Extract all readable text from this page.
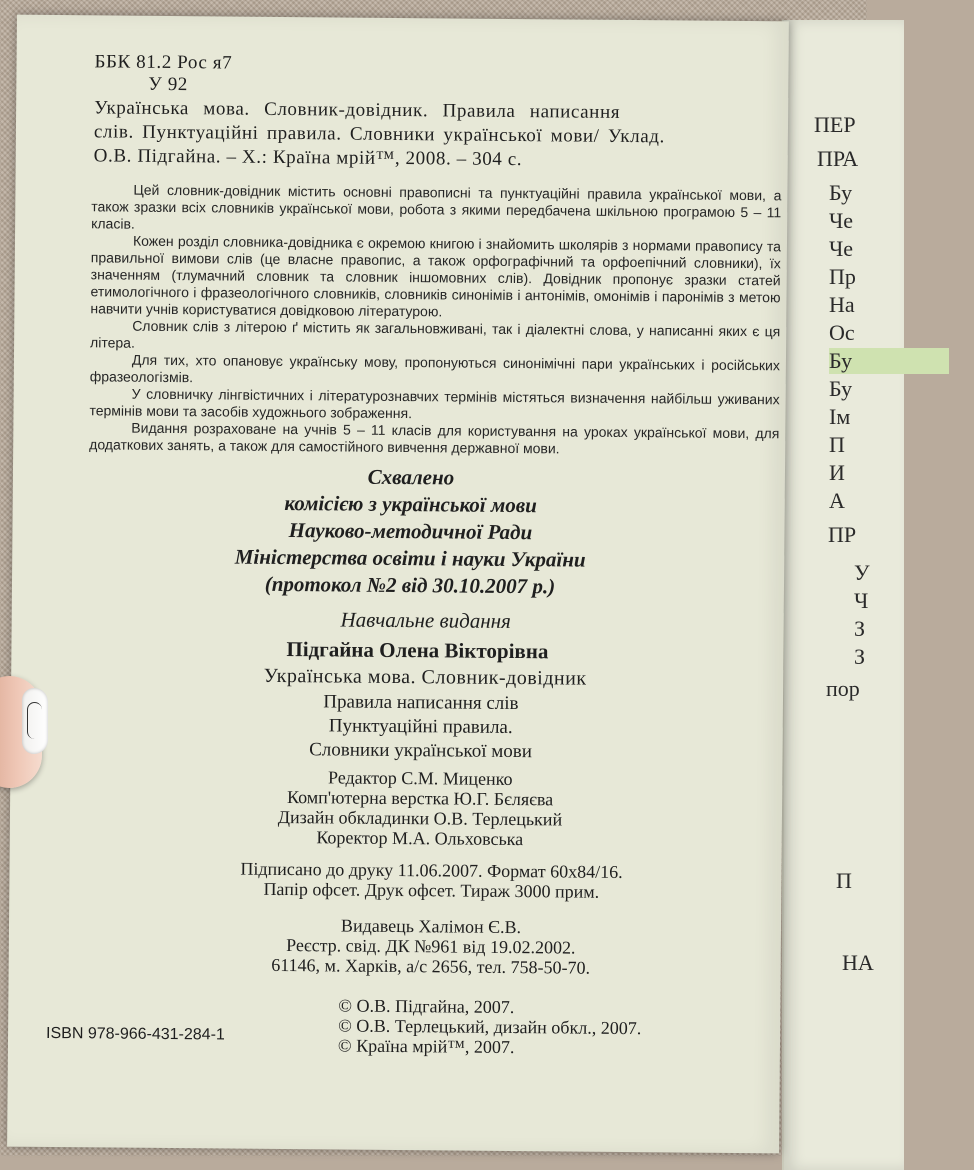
ПЕР
ПРА
Бу
Че
Че
Пр
На
Ос
Бу
Бу
Ім
П
И
А
ПР
У
Ч
З
З
пор
П
НА
ББК 81.2 Рос я7
У 92
Українська мова. Словник-довідник. Правила написання
слів. Пунктуаційні правила. Словники української мови/ Уклад.
О.В. Підгайна. – Х.: Країна мрій™, 2008. – 304 с.

Цей словник-довідник містить основні правописні та пунктуаційні правила української мови, а також зразки всіх словників української мови, робота з якими передбачена шкільною програмою 5 – 11 класів.

Кожен розділ словника-довідника є окремою книгою і знайомить школярів з нормами правопису та правильної вимови слів (це власне правопис, а також орфографічний та орфоепічний словники), їх значенням (тлумачний словник та словник іншомовних слів). Довідник пропонує зразки статей етимологічного і фразеологічного словників, словників синонімів і антонімів, омонімів і паронімів з метою навчити учнів користуватися довідковою літературою.

Словник слів з літерою ґ містить як загальновживані, так і діалектні слова, у написанні яких є ця літера.

Для тих, хто опановує українську мову, пропонуються синонімічні пари українських і російських фразеологізмів.

У словничку лінгвістичних і літературознавчих термінів містяться визначення найбільш уживаних термінів мови та засобів художнього зображення.

Видання розраховане на учнів 5 – 11 класів для користування на уроках української мови, для додаткових занять, а також для самостійного вивчення державної мови.

Схвалено
комісією з української мови
Науково-методичної Ради
Міністерства освіти і науки України
(протокол №2 від 30.10.2007 р.)
Навчальне видання
Підгайна Олена Вікторівна
Українська мова. Словник-довідник
Правила написання слів
Пунктуаційні правила.
Словники української мови
Редактор С.М. Миценко
Комп'ютерна верстка Ю.Г. Бєляєва
Дизайн обкладинки О.В. Терлецький
Коректор М.А. Ольховська
Підписано до друку 11.06.2007. Формат 60х84/16.
Папір офсет. Друк офсет. Тираж 3000 прим.
Видавець Халімон Є.В.
Реєстр. свід. ДК №961 від 19.02.2002.
61146, м. Харків, а/с 2656, тел. 758-50-70.
© О.В. Підгайна, 2007.
© О.В. Терлецький, дизайн обкл., 2007.
© Країна мрій™, 2007.
ISBN 978-966-431-284-1
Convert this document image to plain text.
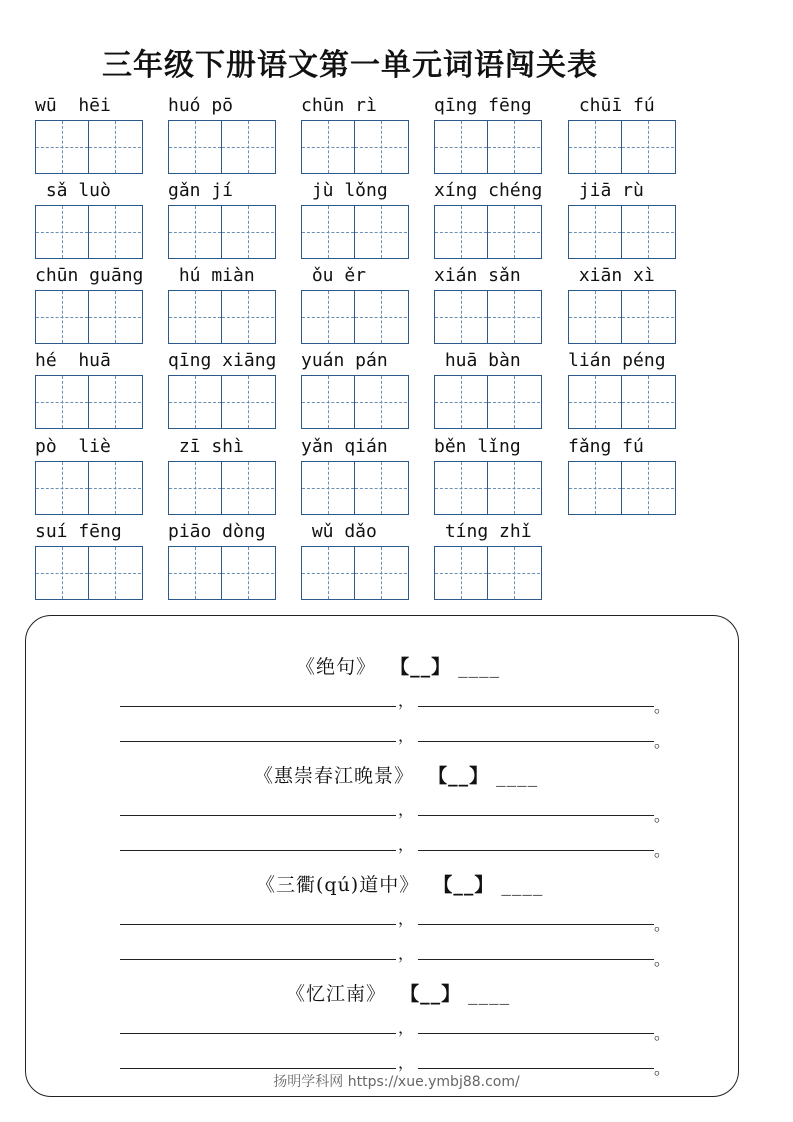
三年级下册语文第一单元词语闯关表
wū  hēi	huó pō	chūn rì	qīng fēng	chūī fú
sǎ luò	gǎn jí	jù lǒng	xíng chéng	jiā rù
chūn guāng	hú miàn	ǒu ěr	xián sǎn	xiān xì
hé  huā	qīng xiāng	yuán pán	huā bàn	lián péng
pò  liè	zī shì	yǎn qián	běn lǐng	fǎng fú
suí fēng	piāo dòng	wǔ dǎo	tíng zhǐ
《绝句》 【__】 ____
，	。
，	。
《惠崇春江晚景》 【__】 ____
，	。
，	。
《三衢(qú)道中》 【__】 ____
，	。
，	。
《忆江南》 【__】 ____
，	。
，	。
扬明学科网 https://xue.ymbj88.com/
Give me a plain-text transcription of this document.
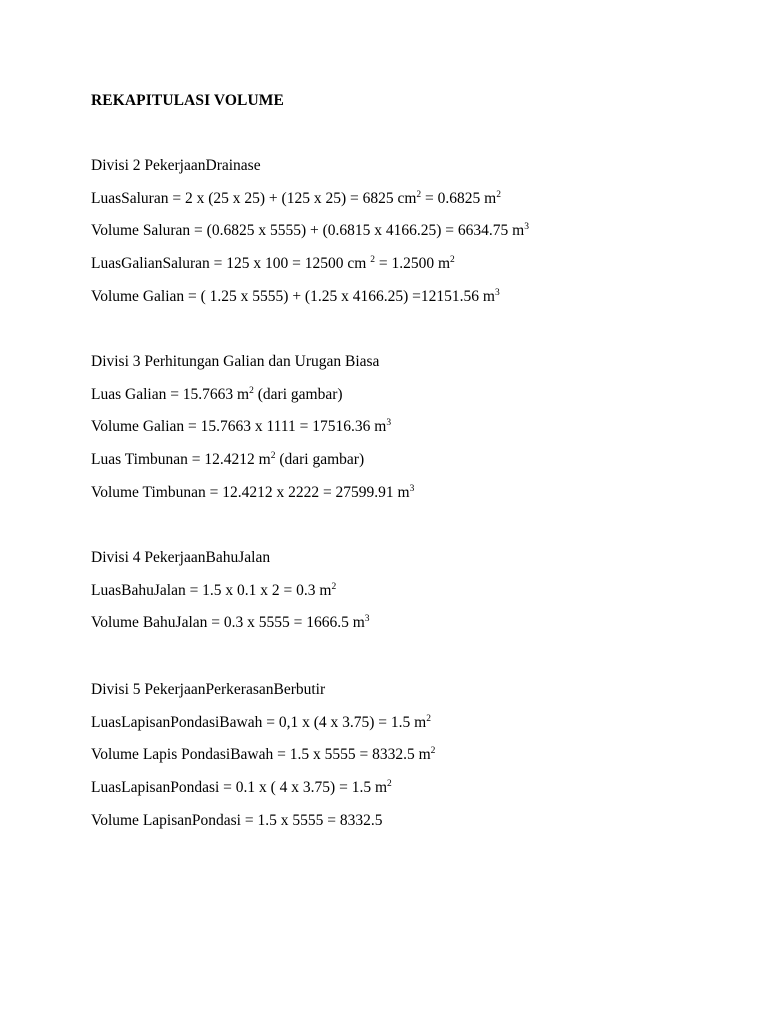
REKAPITULASI VOLUME

Divisi 2 PekerjaanDrainase

LuasSaluran = 2 x (25 x 25) + (125 x 25) = 6825 $cm^2 = 0.6825$ $m^2$

Volume Saluran = (0.6825 x 5555) + (0.6815 x 4166.25) = 6634.75 $m^3$

LuasGalianSaluran = 125 x 100 = 12500 cm $^2$ = 1.2500 $m^2$

Volume Galian = ( 1.25 x 5555) + (1.25 x 4166.25) =12151.56 $m^3$

Divisi 3 Perhitungan Galian dan Urugan Biasa

Luas Galian = 15.7663 $m^2$ (dari gambar)

Volume Galian = 15.7663 x 1111 = 17516.36 $m^3$

Luas Timbunan = 12.4212 $m^2$ (dari gambar)

Volume Timbunan = 12.4212 x 2222 = 27599.91 $m^3$

Divisi 4 PekerjaanBahuJalan

LuasBahuJalan = 1.5 x 0.1 x 2 = 0.3 $m^2$

Volume BahuJalan = 0.3 x 5555 = 1666.5 $m^3$

Divisi 5 PekerjaanPerkerasanBerbutir

LuasLapisanPondasiBawah = 0,1 x (4 x 3.75) = 1.5 $m^2$

Volume Lapis PondasiBawah = 1.5 x 5555 = 8332.5 $m^2$

LuasLapisanPondasi = 0.1 x ( 4 x 3.75) = 1.5 $m^2$

Volume LapisanPondasi = 1.5 x 5555 = 8332.5
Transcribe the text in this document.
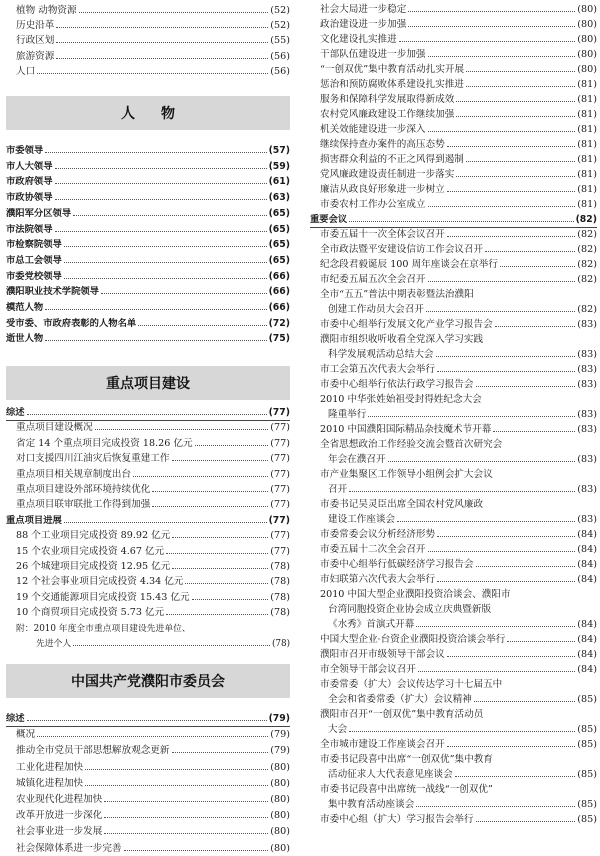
植物 动物资源	(52)
历史沿革	(52)
行政区划	(55)
旅游资源	(56)
人口	(56)
人物
市委领导	(57)
市人大领导	(59)
市政府领导	(61)
市政协领导	(63)
濮阳军分区领导	(65)
市法院领导	(65)
市检察院领导	(65)
市总工会领导	(65)
市委党校领导	(66)
濮阳职业技术学院领导	(66)
模范人物	(66)
受市委、市政府表彰的人物名单	(72)
逝世人物	(75)
重点项目建设
综述	(77)
重点项目建设概况	(77)
省定 14 个重点项目完成投资 18.26 亿元	(77)
对口支援四川江油灾后恢复重建工作	(77)
重点项目相关规章制度出台	(77)
重点项目建设外部环境持续优化	(77)
重点项目联审联批工作得到加强	(77)
重点项目进展	(77)
88 个工业项目完成投资 89.92 亿元	(77)
15 个农业项目完成投资 4.67 亿元	(77)
26 个城建项目完成投资 12.95 亿元	(78)
12 个社会事业项目完成投资 4.34 亿元	(78)
19 个交通能源项目完成投资 15.43 亿元	(78)
10 个商贸项目完成投资 5.73 亿元	(78)
附：2010 年度全市重点项目建设先进单位、
先进个人	(78)
中国共产党濮阳市委员会
综述	(79)
概况	(79)
推动全市党员干部思想解放观念更新	(79)
工业化进程加快	(80)
城镇化进程加快	(80)
农业现代化进程加快	(80)
改革开放进一步深化	(80)
社会事业进一步发展	(80)
社会保障体系进一步完善	(80)
社会大局进一步稳定	(80)
政治建设进一步加强	(80)
文化建设扎实推进	(80)
干部队伍建设进一步加强	(80)
“一创双优”集中教育活动扎实开展	(80)
惩治和预防腐败体系建设扎实推进	(81)
服务和保障科学发展取得新成效	(81)
农村党风廉政建设工作继续加强	(81)
机关效能建设进一步深入	(81)
继续保持查办案件的高压态势	(81)
损害群众利益的不正之风得到遏制	(81)
党风廉政建设责任制进一步落实	(81)
廉洁从政良好形象进一步树立	(81)
市委农村工作办公室成立	(81)
重要会议	(82)
市委五届十一次全体会议召开	(82)
全市政法暨平安建设信访工作会议召开	(82)
纪念段君毅诞辰 100 周年座谈会在京举行	(82)
市纪委五届五次全会召开	(82)
全市“五五”普法中期表彰暨法治濮阳
创建工作动员大会召开	(82)
市委中心组举行发展文化产业学习报告会	(83)
濮阳市组织收听收看全党深入学习实践
科学发展观活动总结大会	(83)
市工会第五次代表大会举行	(83)
市委中心组举行依法行政学习报告会	(83)
2010 中华张姓始祖受封得姓纪念大会
隆重举行	(83)
2010 中国濮阳国际精品杂技魔术节开幕	(83)
全省思想政治工作经验交流会暨首次研究会
年会在濮召开	(83)
市产业集聚区工作领导小组例会扩大会议
召开	(83)
市委书记吴灵臣出席全国农村党风廉政
建设工作座谈会	(83)
市委常委会议分析经济形势	(84)
市委五届十二次全会召开	(84)
市委中心组举行低碳经济学习报告会	(84)
市妇联第六次代表大会举行	(84)
2010 中国大型企业濮阳投资洽谈会、濮阳市
台湾同胞投资企业协会成立庆典暨新版
《水秀》首演式开幕	(84)
中国大型企业·台资企业濮阳投资洽谈会举行	(84)
濮阳市召开市级领导干部会议	(84)
市全领导干部会议召开	(84)
市委常委（扩大）会议传达学习十七届五中
全会和省委常委（扩大）会议精神	(85)
濮阳市召开“一创双优”集中教育活动员
大会	(85)
全市城市建设工作座谈会召开	(85)
市委书记段喜中出席“一创双优”集中教育
活动征求人大代表意见座谈会	(85)
市委书记段喜中出席统一战线“一创双优”
集中教育活动座谈会	(85)
市委中心组（扩大）学习报告会举行	(85)
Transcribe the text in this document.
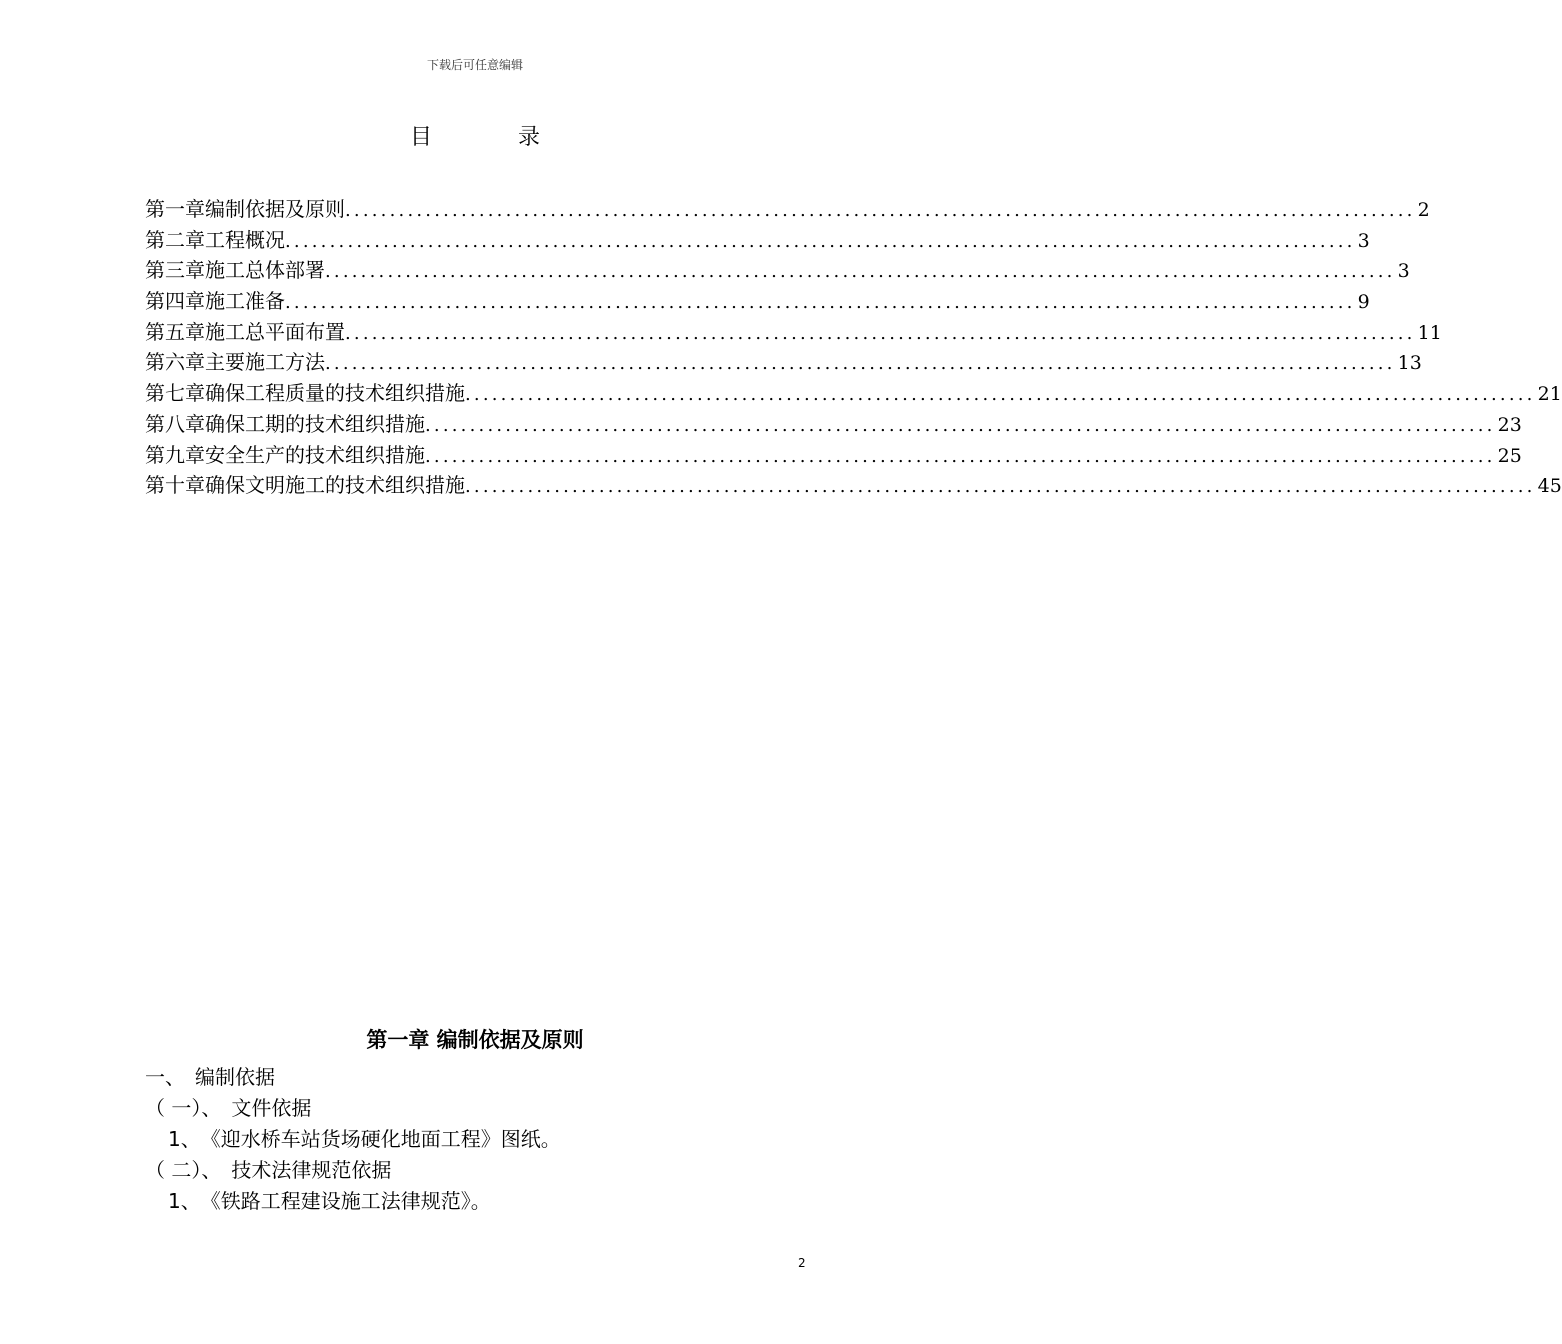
下载后可任意编辑
目	录
第一章 编制依据及原则 ........................................................................................................................ 2
第二章 工程概况 ........................................................................................................................ 3
第三章 施工总体部署 ........................................................................................................................ 3
第四章 施工准备 ........................................................................................................................ 9
第五章 施工总平面布置 ........................................................................................................................ 11
第六章 主要施工方法 ........................................................................................................................ 13
第七章 确保工程质量的技术组织措施 ........................................................................................................................ 21
第八章 确保工期的技术组织措施 ........................................................................................................................ 23
第九章 安全生产的技术组织措施 ........................................................................................................................ 25
第十章 确保文明施工的技术组织措施 ........................................................................................................................ 45
第一章 编制依据及原则
一、　编制依据
（ 一）、　文件依据
1、　《迎水桥车站货场硬化地面工程》图纸。
（ 二）、　技术法律规范依据
1、　《铁路工程建设施工法律规范》。
2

◆ **Set problem**: Return all lines with the word "класів" in them.

◆ **Full solution**:
Цей словник-довідник містить основні правописні та пунктуаційні правила української мови, а також зразки всіх словників української мови, робота з якими передбачена шкільною програмою 5 – 11 класів.
Видання розраховане на учнів 5 – 11 класів для користування на уроках української мови, для додаткових занять, а також для самостійного вивчення державної мови.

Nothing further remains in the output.